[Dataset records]
☆ ☆ ☆ ☆ ☆

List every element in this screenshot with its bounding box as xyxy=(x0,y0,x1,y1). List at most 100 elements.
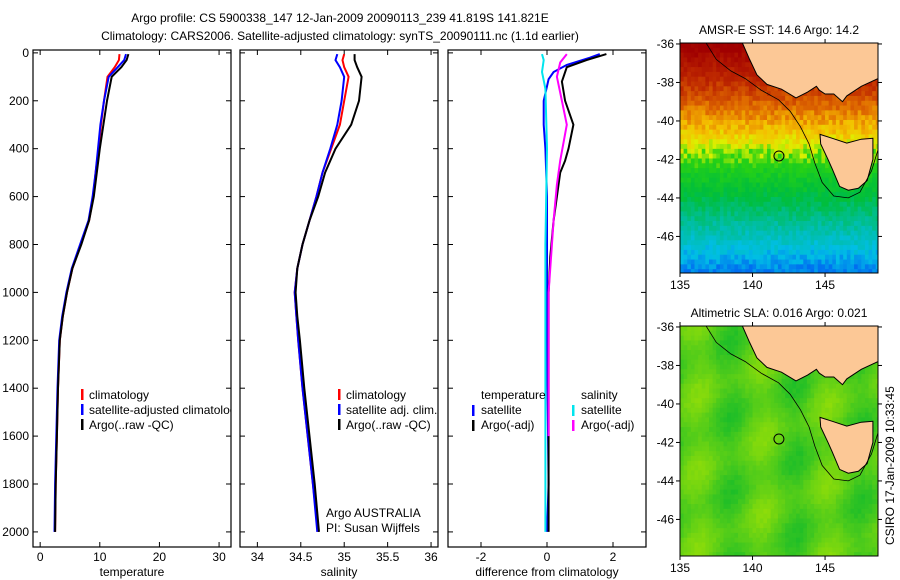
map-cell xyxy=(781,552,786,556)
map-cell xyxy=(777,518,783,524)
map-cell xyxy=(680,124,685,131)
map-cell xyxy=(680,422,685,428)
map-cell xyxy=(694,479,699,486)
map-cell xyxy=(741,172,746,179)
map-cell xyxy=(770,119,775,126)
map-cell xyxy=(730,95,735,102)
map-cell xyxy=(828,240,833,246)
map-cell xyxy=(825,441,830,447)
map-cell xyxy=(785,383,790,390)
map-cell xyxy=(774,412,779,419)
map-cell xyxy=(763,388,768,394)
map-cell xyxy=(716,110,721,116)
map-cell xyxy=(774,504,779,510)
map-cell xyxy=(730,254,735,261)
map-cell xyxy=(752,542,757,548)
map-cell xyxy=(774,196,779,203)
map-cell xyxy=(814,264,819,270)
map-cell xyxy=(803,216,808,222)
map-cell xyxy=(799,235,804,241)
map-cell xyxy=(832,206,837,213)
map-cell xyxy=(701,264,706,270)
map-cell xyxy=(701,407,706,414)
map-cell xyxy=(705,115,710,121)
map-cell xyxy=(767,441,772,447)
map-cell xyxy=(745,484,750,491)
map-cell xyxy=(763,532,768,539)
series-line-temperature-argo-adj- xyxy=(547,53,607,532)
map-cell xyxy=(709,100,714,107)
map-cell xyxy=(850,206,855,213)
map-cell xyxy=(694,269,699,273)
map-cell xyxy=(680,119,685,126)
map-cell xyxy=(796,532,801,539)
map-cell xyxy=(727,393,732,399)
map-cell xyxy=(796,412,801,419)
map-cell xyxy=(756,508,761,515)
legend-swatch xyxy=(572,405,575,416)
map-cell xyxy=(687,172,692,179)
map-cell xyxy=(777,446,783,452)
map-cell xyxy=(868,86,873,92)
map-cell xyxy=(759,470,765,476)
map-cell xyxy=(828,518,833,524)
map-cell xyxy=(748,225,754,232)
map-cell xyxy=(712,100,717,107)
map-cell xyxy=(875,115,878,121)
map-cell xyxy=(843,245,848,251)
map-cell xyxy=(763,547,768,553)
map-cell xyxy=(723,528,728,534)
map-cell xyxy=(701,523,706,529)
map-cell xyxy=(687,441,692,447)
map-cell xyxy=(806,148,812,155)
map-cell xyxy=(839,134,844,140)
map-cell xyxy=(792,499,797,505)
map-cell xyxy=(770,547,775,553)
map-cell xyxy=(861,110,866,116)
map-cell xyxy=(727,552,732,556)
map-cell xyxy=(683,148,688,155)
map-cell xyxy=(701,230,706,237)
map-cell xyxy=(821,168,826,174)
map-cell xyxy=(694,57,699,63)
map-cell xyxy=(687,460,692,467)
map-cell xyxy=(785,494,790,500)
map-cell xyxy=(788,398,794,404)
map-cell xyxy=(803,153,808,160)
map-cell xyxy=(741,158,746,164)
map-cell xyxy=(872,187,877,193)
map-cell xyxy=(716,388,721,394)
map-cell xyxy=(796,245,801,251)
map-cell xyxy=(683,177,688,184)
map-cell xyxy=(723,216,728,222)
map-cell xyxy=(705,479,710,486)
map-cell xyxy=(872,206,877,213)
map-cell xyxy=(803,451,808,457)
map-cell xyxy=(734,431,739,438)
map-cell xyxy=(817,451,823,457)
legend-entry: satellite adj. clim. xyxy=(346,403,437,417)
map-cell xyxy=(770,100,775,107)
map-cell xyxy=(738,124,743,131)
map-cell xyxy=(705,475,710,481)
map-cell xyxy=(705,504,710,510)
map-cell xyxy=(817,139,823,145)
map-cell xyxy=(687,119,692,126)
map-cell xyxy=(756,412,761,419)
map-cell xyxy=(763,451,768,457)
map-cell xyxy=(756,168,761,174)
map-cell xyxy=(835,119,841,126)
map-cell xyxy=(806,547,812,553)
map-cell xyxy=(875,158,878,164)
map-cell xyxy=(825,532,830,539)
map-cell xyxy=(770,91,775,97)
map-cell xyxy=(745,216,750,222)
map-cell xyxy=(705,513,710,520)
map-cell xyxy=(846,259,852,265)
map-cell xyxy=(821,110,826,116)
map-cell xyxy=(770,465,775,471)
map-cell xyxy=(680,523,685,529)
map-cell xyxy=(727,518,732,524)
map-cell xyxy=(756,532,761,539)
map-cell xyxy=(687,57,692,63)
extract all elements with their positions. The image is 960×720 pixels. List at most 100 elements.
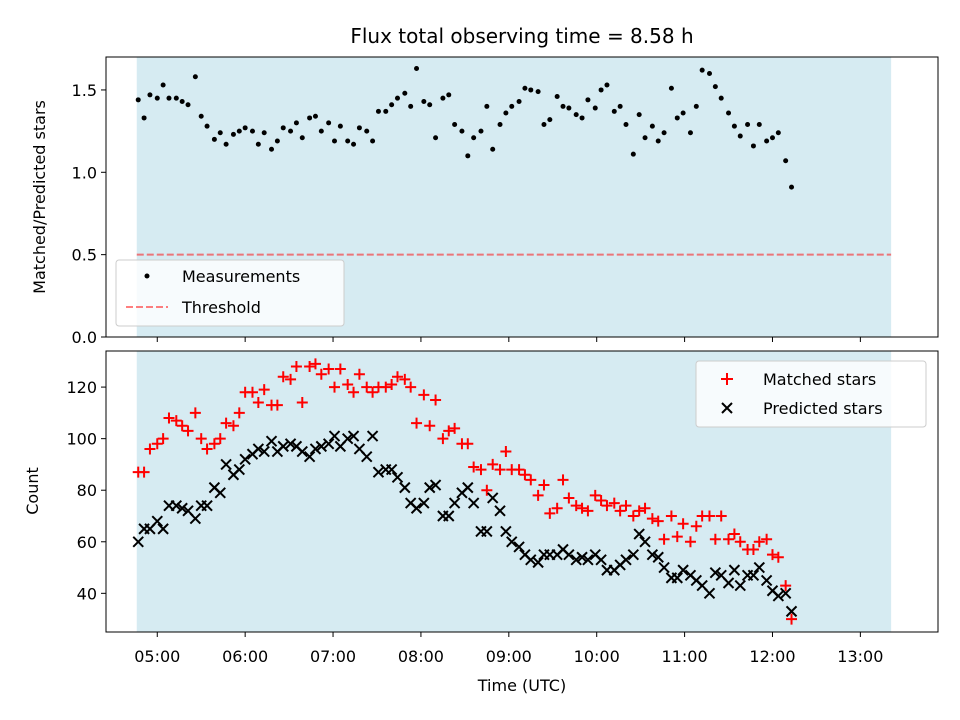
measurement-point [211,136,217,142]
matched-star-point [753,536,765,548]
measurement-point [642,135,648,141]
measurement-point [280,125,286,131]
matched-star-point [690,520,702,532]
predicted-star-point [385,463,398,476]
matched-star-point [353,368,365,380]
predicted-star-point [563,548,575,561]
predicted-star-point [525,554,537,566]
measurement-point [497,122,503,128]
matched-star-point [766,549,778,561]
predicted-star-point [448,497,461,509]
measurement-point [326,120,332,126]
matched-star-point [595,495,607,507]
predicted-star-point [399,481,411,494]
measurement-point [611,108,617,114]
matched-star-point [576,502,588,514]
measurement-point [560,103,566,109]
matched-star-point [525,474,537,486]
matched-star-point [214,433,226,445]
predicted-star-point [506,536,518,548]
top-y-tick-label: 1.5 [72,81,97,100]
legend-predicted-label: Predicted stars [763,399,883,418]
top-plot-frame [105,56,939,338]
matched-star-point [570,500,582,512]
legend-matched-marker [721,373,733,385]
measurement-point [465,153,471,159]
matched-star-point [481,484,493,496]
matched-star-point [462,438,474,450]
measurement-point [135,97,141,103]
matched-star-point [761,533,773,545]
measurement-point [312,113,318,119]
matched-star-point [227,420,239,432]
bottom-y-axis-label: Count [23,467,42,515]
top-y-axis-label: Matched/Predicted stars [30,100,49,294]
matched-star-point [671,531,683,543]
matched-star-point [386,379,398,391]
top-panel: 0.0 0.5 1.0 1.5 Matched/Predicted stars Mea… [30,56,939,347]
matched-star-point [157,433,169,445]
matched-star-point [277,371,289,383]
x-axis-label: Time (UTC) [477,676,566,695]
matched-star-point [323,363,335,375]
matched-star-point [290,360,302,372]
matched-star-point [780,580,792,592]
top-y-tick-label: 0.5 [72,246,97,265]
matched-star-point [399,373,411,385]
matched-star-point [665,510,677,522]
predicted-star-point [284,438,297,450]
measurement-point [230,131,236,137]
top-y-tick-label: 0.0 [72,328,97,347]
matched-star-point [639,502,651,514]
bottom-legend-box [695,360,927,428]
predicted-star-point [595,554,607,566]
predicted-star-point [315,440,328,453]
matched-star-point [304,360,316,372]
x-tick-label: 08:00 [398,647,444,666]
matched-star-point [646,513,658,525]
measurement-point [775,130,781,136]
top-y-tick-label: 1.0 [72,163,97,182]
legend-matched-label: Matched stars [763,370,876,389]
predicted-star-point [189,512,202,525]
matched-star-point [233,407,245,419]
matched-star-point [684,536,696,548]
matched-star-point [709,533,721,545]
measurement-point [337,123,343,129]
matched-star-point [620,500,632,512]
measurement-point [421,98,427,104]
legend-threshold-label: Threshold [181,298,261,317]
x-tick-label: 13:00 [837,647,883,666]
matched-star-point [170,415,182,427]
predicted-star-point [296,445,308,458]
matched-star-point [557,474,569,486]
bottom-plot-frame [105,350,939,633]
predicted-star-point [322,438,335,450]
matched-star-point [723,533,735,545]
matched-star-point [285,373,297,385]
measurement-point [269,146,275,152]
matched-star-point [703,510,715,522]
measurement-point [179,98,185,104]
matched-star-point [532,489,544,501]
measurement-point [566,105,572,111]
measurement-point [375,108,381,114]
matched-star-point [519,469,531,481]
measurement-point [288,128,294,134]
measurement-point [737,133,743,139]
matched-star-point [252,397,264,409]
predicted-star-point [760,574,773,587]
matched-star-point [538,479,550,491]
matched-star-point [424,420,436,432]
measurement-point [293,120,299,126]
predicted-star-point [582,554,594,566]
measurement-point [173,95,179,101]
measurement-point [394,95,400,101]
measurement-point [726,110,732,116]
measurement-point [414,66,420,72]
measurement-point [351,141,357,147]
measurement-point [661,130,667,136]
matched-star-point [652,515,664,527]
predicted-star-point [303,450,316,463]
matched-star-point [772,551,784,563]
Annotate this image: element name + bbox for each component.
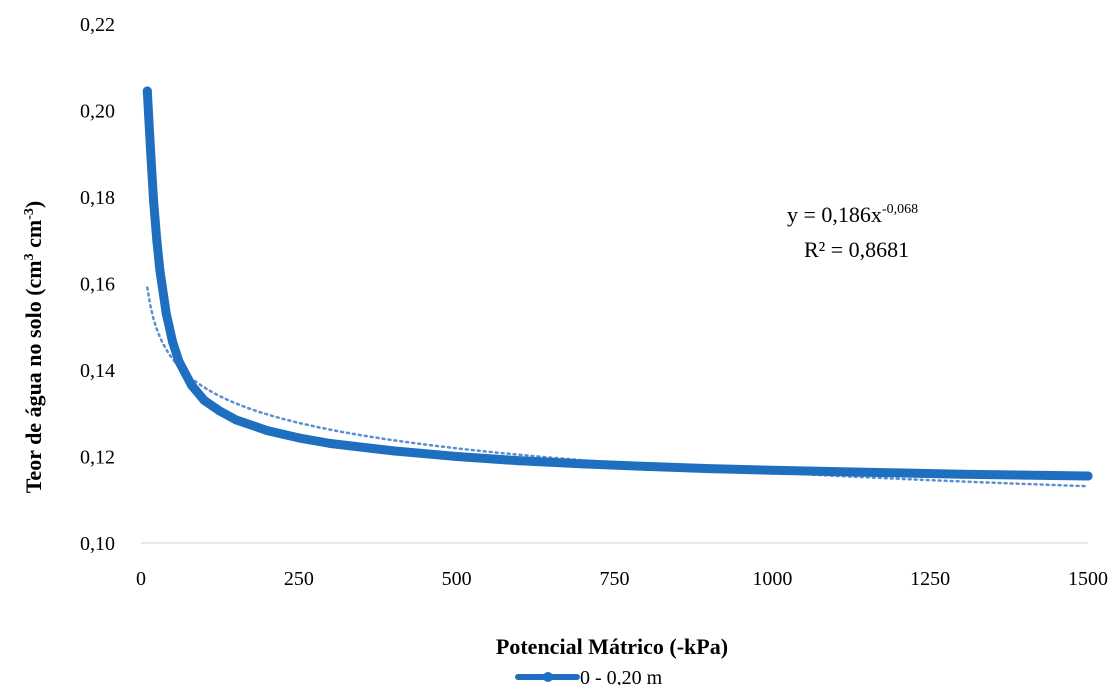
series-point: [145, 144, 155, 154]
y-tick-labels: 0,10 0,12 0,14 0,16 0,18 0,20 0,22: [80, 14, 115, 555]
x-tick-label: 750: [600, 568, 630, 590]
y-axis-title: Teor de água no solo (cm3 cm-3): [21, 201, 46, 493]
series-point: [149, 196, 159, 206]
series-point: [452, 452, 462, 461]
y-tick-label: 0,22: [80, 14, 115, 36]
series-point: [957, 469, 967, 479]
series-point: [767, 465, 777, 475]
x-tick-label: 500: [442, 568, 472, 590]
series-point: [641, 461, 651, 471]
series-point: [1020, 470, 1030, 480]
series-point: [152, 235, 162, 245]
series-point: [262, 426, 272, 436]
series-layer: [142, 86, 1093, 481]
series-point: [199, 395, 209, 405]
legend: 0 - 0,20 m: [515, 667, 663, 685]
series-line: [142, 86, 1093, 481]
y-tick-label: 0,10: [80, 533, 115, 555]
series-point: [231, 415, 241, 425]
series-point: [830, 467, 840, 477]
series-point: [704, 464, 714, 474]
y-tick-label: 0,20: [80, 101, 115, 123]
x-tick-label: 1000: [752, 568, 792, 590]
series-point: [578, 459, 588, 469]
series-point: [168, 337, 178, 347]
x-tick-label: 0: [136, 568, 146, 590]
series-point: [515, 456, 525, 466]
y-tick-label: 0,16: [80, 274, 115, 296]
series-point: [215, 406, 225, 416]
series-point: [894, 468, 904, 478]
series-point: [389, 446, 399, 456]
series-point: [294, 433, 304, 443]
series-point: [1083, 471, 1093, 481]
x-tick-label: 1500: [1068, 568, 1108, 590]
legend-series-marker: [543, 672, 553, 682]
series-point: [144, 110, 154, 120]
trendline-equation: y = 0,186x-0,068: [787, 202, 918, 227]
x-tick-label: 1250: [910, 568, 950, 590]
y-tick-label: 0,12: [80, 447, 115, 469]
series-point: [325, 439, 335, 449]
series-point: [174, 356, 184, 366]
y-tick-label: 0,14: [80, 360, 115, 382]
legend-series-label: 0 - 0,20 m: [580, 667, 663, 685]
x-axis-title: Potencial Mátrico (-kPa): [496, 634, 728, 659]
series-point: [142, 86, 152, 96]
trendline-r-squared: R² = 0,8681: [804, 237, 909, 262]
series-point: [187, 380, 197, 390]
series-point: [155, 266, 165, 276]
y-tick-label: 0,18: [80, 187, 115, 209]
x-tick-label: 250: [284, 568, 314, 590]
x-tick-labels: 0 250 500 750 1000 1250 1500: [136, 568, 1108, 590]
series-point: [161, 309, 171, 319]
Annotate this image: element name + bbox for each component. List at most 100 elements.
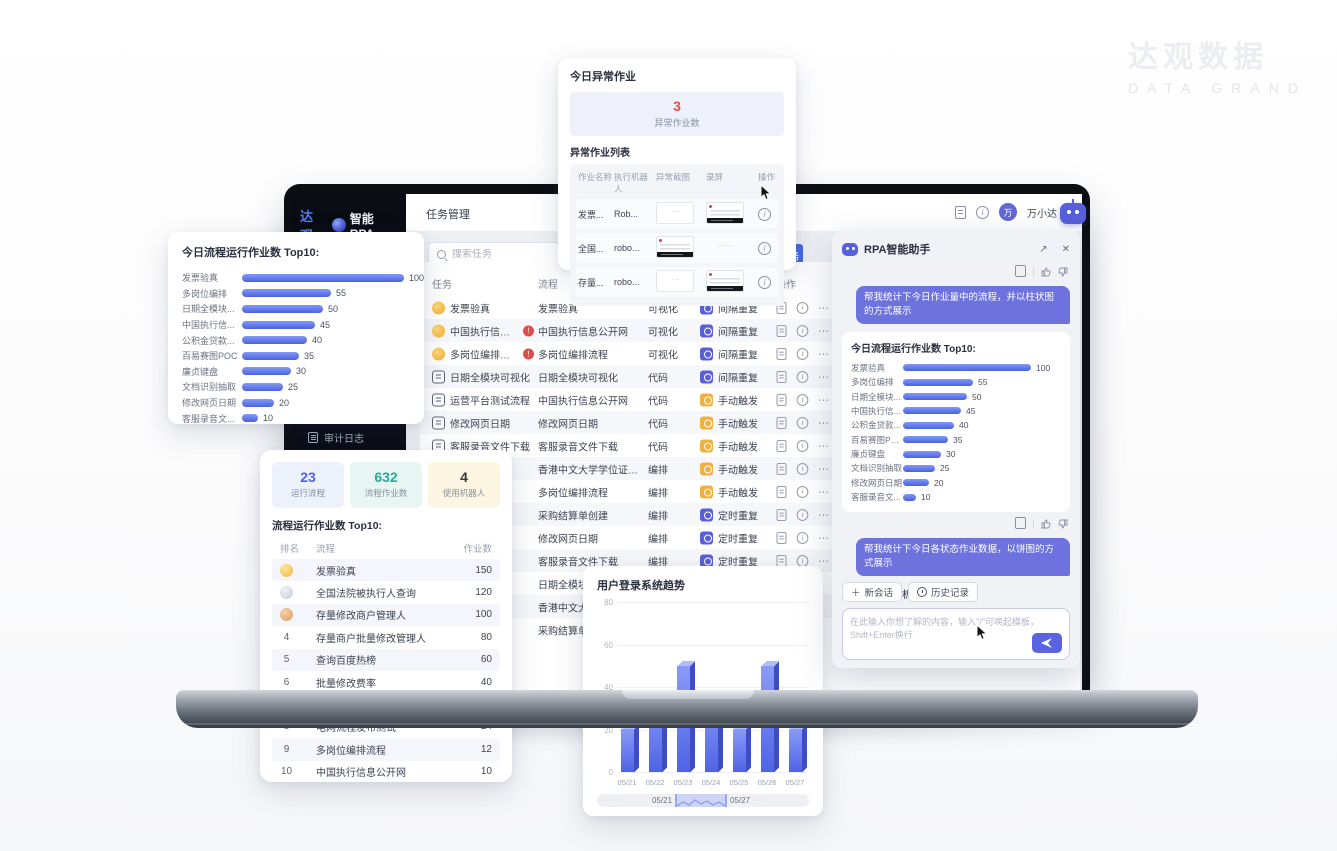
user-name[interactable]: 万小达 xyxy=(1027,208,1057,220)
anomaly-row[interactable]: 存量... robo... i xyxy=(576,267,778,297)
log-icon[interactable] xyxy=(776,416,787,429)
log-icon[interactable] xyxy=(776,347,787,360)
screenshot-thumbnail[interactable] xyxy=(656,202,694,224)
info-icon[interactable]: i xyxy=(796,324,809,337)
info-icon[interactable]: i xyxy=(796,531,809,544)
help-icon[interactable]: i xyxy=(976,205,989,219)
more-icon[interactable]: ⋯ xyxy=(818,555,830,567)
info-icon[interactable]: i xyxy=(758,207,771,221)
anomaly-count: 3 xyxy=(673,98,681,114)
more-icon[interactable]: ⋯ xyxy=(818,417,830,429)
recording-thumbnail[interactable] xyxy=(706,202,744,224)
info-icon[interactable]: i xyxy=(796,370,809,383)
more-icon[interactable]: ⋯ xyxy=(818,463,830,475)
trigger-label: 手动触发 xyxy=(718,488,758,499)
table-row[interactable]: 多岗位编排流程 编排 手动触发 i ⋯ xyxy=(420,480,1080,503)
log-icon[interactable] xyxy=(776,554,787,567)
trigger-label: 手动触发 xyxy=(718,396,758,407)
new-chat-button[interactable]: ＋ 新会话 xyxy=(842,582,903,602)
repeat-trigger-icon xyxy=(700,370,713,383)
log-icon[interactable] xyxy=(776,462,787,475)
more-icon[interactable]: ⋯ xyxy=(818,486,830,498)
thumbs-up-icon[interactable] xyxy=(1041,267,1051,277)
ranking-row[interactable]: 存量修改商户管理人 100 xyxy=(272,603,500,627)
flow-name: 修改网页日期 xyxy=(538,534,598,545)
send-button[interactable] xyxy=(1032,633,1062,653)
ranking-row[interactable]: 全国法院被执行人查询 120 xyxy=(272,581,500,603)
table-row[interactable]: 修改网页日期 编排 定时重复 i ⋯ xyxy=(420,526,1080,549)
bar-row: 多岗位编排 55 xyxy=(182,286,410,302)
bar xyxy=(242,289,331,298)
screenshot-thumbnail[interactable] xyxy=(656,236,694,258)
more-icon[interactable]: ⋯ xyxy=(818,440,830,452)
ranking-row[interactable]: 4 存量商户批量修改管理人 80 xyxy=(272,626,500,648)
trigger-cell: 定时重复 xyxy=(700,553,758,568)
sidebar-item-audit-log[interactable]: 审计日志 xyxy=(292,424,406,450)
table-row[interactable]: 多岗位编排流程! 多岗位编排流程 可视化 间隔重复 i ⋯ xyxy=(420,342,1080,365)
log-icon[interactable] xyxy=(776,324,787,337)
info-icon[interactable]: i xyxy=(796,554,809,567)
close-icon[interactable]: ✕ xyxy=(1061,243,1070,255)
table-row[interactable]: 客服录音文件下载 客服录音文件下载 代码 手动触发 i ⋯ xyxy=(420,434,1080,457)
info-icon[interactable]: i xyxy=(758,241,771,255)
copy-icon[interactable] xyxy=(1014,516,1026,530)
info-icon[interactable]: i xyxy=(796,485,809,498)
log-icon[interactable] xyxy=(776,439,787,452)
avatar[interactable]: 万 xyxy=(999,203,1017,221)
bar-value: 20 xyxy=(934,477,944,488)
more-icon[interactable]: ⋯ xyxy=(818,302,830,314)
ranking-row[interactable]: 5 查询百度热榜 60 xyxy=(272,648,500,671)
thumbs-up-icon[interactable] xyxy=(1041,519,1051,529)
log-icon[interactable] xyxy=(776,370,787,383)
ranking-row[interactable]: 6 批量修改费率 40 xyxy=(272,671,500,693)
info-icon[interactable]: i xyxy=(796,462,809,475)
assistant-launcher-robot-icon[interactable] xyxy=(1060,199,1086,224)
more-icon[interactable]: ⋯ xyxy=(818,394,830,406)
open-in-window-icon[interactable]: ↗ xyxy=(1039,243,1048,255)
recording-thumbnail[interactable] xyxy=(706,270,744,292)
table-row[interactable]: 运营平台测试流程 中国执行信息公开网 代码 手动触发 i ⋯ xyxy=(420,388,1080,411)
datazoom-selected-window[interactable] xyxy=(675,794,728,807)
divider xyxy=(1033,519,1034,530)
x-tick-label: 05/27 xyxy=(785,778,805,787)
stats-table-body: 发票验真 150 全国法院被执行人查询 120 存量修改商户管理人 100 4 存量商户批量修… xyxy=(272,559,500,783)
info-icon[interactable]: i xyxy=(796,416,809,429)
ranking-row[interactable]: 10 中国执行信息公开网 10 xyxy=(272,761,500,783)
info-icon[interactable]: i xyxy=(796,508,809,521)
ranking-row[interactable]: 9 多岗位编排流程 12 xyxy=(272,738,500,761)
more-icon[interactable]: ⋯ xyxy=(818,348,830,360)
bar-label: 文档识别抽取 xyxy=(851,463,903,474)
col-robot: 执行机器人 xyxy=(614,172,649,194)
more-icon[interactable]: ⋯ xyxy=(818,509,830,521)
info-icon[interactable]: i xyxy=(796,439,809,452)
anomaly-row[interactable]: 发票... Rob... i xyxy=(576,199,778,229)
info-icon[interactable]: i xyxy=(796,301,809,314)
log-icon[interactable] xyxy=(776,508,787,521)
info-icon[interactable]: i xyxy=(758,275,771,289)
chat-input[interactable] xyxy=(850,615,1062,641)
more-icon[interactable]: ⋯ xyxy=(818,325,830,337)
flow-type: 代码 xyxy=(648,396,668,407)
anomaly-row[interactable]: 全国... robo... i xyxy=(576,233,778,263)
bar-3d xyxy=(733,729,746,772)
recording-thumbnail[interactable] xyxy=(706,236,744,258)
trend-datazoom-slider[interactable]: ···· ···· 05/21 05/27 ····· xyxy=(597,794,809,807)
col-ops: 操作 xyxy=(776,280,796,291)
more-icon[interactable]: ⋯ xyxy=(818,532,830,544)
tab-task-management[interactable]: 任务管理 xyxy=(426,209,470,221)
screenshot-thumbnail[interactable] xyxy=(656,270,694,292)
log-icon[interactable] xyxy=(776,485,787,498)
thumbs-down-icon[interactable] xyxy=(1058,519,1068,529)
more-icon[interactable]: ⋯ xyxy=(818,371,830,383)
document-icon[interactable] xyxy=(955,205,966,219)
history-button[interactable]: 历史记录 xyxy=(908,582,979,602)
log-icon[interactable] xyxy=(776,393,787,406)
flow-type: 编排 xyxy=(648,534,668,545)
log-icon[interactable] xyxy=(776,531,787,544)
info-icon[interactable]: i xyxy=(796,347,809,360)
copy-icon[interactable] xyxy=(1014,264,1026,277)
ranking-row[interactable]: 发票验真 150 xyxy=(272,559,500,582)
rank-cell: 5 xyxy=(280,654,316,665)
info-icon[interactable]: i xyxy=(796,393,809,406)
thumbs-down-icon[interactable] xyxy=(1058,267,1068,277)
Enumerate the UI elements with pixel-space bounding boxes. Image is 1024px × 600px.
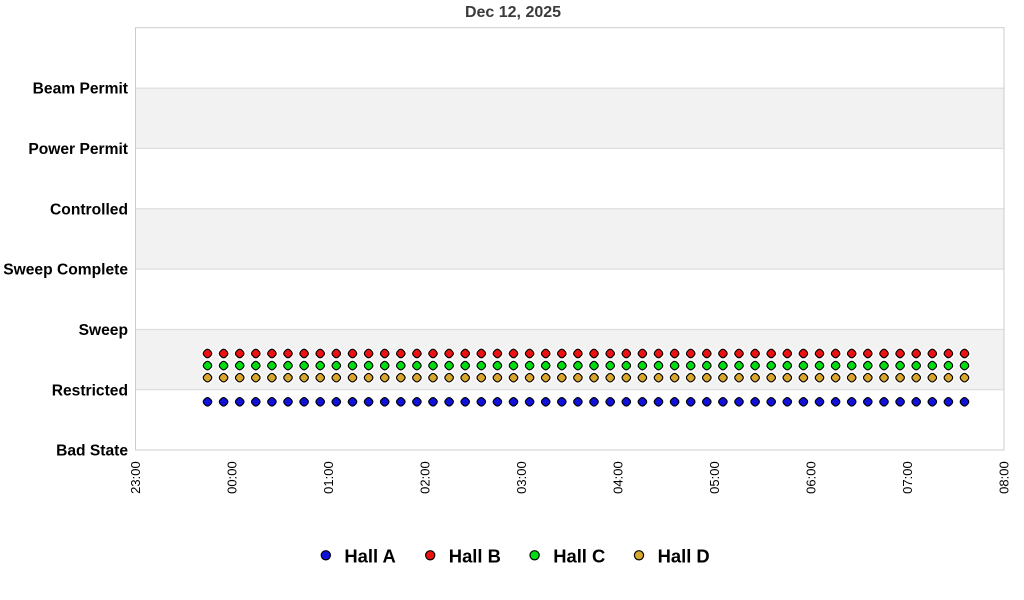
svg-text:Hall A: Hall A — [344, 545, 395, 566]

☆ ☆ ☆ ☆ ☆

#### Set task:
Copy the entries above verbatim, starting at the line containing "series-point: [145, 144, 155, 154]" and ending at the line containing "y-tick-label: 0,12: [80, 447, 115, 469]", with both of those lines included.

#### Solved problem:
series-point: [145, 144, 155, 154]
y-tick-labels: 0,10 0,12 0,14 0,16 0,18 0,20 0,22: [80, 14, 115, 555]
x-tick-label: 750: [600, 568, 630, 590]
y-axis-title: Teor de água no solo (cm3 cm-3): [21, 201, 46, 493]
series-point: [149, 196, 159, 206]
series-point: [452, 452, 462, 461]
y-tick-label: 0,22: [80, 14, 115, 36]
series-point: [957, 469, 967, 479]
series-point: [767, 465, 777, 475]
x-tick-label: 500: [442, 568, 472, 590]
series-point: [641, 461, 651, 471]
series-point: [1020, 470, 1030, 480]
series-point: [152, 235, 162, 245]
series-point: [262, 426, 272, 436]
series-layer: [142, 86, 1093, 481]
series-point: [199, 395, 209, 405]
legend: 0 - 0,20 m: [515, 667, 663, 685]
series-line: [142, 86, 1093, 481]
y-tick-label: 0,10: [80, 533, 115, 555]
series-point: [231, 415, 241, 425]
series-point: [830, 467, 840, 477]
series-point: [704, 464, 714, 474]
y-tick-label: 0,20: [80, 101, 115, 123]
x-tick-label: 1000: [752, 568, 792, 590]
series-point: [578, 459, 588, 469]
series-point: [168, 337, 178, 347]
x-tick-label: 0: [136, 568, 146, 590]
series-point: [515, 456, 525, 466]
y-tick-label: 0,16: [80, 274, 115, 296]
series-point: [215, 406, 225, 416]
series-point: [894, 468, 904, 478]
series-point: [389, 446, 399, 456]
series-point: [294, 433, 304, 443]
series-point: [1083, 471, 1093, 481]
x-tick-label: 1500: [1068, 568, 1108, 590]
legend-series-marker: [543, 672, 553, 682]
series-point: [144, 110, 154, 120]
trendline-equation: y = 0,186x-0,068: [787, 202, 918, 227]
x-tick-label: 1250: [910, 568, 950, 590]
y-tick-label: 0,12: [80, 447, 115, 469]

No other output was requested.